May 14, 2008BurmadisastersEUEuropeForeign AffairshumanitarianIndiamilitaryMyanmarrealpolitikreliefresponsibility to protectSecurityUnited States

So who’s going to run relief operations over the junta’s heads?

America, Europe and a coalition of the willing

This is an archived blog post from The Acorn.

It should be abundantly clear by now to any thinking person that Burma’s generals are not about to open up their country to foreign relief workers, even if they somehow agree to accept foreign relief supplies. It should also be abundantly clear that in doing so, the generals would be responsible for making the humanitarian disaster worse, the recovery longer, and the human cost higher. It should also be abundantly clear that the generals don’t care.

So all those who are trying to negotiate with the junta can only be hoping that Burma and Cyclone Nargis will be buried under the rubble of disasters elsewhere, the Sichuan earthquake, the Jaipur bombing (at least for India) and the latest twist in the US presidential election campaign.

Raw data -
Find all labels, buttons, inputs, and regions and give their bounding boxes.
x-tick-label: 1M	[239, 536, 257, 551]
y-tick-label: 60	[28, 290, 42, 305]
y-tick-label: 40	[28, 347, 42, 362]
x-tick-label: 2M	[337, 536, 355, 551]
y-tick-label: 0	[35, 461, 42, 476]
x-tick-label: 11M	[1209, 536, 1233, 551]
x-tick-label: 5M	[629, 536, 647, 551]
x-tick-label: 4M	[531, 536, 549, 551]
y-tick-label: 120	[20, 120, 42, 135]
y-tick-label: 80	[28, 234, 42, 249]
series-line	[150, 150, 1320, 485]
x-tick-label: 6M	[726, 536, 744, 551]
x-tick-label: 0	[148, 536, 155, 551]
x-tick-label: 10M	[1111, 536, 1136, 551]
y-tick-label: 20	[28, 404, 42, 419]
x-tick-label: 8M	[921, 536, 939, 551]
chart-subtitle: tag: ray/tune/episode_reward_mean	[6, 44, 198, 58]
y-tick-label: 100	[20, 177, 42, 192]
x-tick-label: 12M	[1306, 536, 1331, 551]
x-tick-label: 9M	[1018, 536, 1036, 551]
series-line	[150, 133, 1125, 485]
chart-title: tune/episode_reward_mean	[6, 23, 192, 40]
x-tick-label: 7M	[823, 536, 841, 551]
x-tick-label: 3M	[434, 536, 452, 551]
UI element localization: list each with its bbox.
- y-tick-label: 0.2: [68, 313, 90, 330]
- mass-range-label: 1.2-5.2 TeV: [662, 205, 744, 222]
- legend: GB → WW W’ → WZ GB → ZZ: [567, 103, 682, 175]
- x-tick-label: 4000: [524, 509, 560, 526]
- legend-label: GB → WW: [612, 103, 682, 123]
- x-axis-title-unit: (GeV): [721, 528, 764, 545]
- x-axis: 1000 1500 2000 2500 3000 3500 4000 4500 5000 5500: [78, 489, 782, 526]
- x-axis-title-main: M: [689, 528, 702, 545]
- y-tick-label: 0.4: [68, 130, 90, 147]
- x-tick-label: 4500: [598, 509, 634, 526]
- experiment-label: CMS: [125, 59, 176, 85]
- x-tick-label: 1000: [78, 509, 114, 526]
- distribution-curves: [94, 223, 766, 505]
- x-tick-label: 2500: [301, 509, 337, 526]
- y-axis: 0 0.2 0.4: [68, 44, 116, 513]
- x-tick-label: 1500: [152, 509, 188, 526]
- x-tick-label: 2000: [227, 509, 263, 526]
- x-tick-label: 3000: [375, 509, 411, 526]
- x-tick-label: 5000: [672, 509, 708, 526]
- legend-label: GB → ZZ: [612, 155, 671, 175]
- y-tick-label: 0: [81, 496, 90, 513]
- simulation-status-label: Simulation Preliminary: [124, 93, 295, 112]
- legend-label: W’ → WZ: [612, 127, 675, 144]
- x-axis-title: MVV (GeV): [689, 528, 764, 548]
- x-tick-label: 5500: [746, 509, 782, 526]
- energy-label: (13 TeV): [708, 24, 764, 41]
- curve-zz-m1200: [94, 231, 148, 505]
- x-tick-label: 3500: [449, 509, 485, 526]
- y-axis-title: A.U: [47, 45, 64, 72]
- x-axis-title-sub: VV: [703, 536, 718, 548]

How to complete this task - Print the passage of the blog post on cyclone relief in Burma from "America, Europe and" to "presidential election campaign.", reproducing it word for word.

Answer area -
America, Europe and a coalition of the willing

This is an archived blog post from The Acorn.

It should be abundantly clear by now to any thinking person that Burma’s generals are not about to open up their country to foreign relief workers, even if they somehow agree to accept foreign relief supplies. It should also be abundantly clear that in doing so, the generals would be responsible for making the humanitarian disaster worse, the recovery longer, and the human cost higher. It should also be abundantly clear that the generals don’t care.

So all those who are trying to negotiate with the junta can only be hoping that Burma and Cyclone Nargis will be buried under the rubble of disasters elsewhere, the Sichuan earthquake, the Jaipur bombing (at least for India) and the latest twist in the US presidential election campaign.